Requirements
[1] According to the essay on villainy in mythology, which trait is chief among those that villains typically share?
[2] Copy the essay on villainy in mythology word for word, from "There are many" up to and including "equals a villain.".
[3] Pick up the essay on villainy in early mythology after its last sentence and keep writing it.

Selected passage
····················

The Common Characteristics of Villainy: An Examination of Dastardly Traits from Early Mythology

There are many wildly different sets of mythologies and individual myths in existence today; every human culture has some set of fundamental beliefs that is largely dependent on a common mythology. The differences in these mythologies, just like the differences in the cultures that produce them, can often seem so large as to erase any sense of similarity in the myths. But, also like different cultures, different myths and mythologies also have large areas of similarity and common ground with each other. One of these areas is in the character of the villain, which is a common element in many tales. Though the villains take different shapes, there are some common traits that they typically share. Chief amongst these is selfishness, and combining this with ingenuity and a denial of responsibility equals a villain.

····················

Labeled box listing
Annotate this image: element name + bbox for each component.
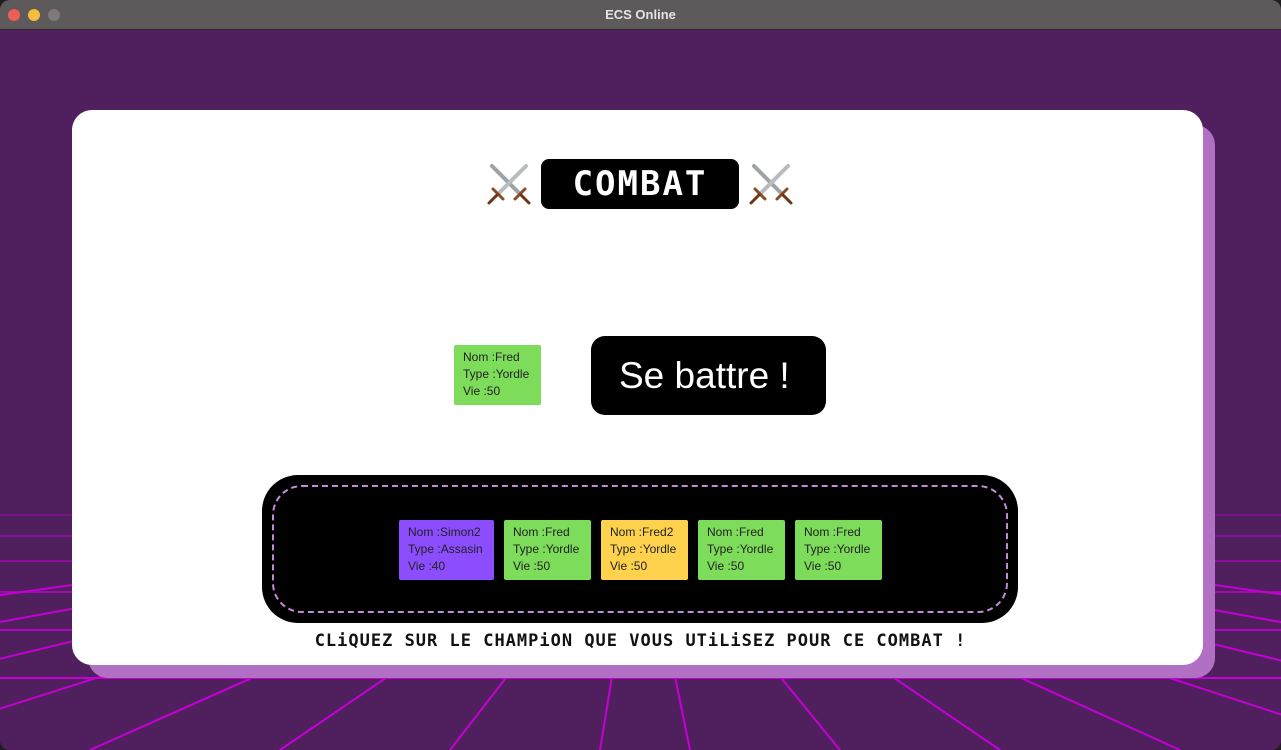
champion-name: Simon2 [440, 525, 481, 539]
type-label: Type : [463, 367, 496, 381]
vie-label: Vie : [513, 559, 537, 573]
crossed-swords-icon [487, 164, 531, 205]
vie-label: Vie : [463, 384, 487, 398]
champion-name: Fred [836, 525, 861, 539]
champion-type: Yordle [545, 542, 580, 556]
nom-label: Nom : [408, 525, 441, 539]
nom-label: Nom : [707, 525, 740, 539]
nom-label: Nom : [610, 525, 643, 539]
nom-label: Nom : [804, 525, 837, 539]
page-title: COMBAT [541, 159, 739, 209]
champion-name: Fred [495, 350, 520, 364]
roster-champion-card[interactable]: Nom :Simon2 Type :Assasin Vie :40 [399, 520, 494, 580]
vie-label: Vie : [610, 559, 634, 573]
type-label: Type : [513, 542, 546, 556]
instruction-text: CLiQUEZ SUR LE CHAMPiON QUE VOUS UTiLiSE… [314, 631, 967, 651]
champion-life: 50 [827, 559, 842, 573]
champion-life: 40 [431, 559, 446, 573]
type-label: Type : [707, 542, 740, 556]
champion-life: 50 [730, 559, 745, 573]
champion-type: Yordle [642, 542, 677, 556]
roster-champion-card[interactable]: Nom :Fred Type :Yordle Vie :50 [698, 520, 785, 580]
type-label: Type : [804, 542, 837, 556]
champion-life: 50 [486, 384, 501, 398]
champion-type: Yordle [739, 542, 774, 556]
champion-name: Fred [739, 525, 764, 539]
champion-name: Fred [545, 525, 570, 539]
champion-name: Fred2 [642, 525, 674, 539]
champion-life: 50 [633, 559, 648, 573]
champion-type: Yordle [495, 367, 530, 381]
champion-life: 50 [536, 559, 551, 573]
app-content: COMBAT Nom :Fred Type :Yordle Vie :50 Se… [0, 30, 1281, 750]
type-label: Type : [610, 542, 643, 556]
roster-champion-card[interactable]: Nom :Fred2 Type :Yordle Vie :50 [601, 520, 688, 580]
roster-champion-card[interactable]: Nom :Fred Type :Yordle Vie :50 [795, 520, 882, 580]
crossed-swords-icon [749, 164, 793, 205]
vie-label: Vie : [408, 559, 432, 573]
vie-label: Vie : [707, 559, 731, 573]
roster-champion-card[interactable]: Nom :Fred Type :Yordle Vie :50 [504, 520, 591, 580]
fight-button[interactable]: Se battre ! [591, 336, 826, 415]
champion-type: Assasin [440, 542, 483, 556]
vie-label: Vie : [804, 559, 828, 573]
champion-type: Yordle [836, 542, 871, 556]
title-bar: ECS Online [0, 0, 1281, 30]
app-window: ECS Online COMBAT Nom:Fred Type:Yordle… [0, 0, 1281, 750]
type-label: Type : [408, 542, 441, 556]
nom-label: Nom : [513, 525, 546, 539]
window-title: ECS Online [605, 7, 676, 22]
nom-label: Nom : [463, 350, 496, 364]
selected-champion-card: Nom :Fred Type :Yordle Vie :50 [454, 345, 541, 405]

····················

Task responses
[1] Selfishness.

[2]
There are many wildly different sets of mythologies and individual myths in existence today; every human culture has some set of fundamental beliefs that is largely dependent on a common mythology. The differences in these mythologies, just like the differences in the cultures that produce them, can often seem so large as to erase any sense of similarity in the myths. But, also like different cultures, different myths and mythologies also have large areas of similarity and common ground with each other. One of these areas is in the character of the villain, which is a common element in many tales. Though the villains take different shapes, there are some common traits that they typically share. Chief amongst these is selfishness, and combining this with ingenuity and a denial of responsibility equals a villain.

[3]
The Navajo Creation Myth

One aspect of the Navajo creation myth, the story of the creation of man, shows the aspects of villainy quite clearly. The villains in this tale are actually the ancestors of mankind, and are not really villains in the traditional sense -- they do not have evil intentions, and their actions do not ultimately end in destruction, but rather creation. Still, hey are definitely viewed negatively within the context of the myth, and it is their villainous actions that leads them through the chain of events that allows them to be the progenitors of the human race. Though not fully villains, the Air Spirits definitely embody the spirit of villainy.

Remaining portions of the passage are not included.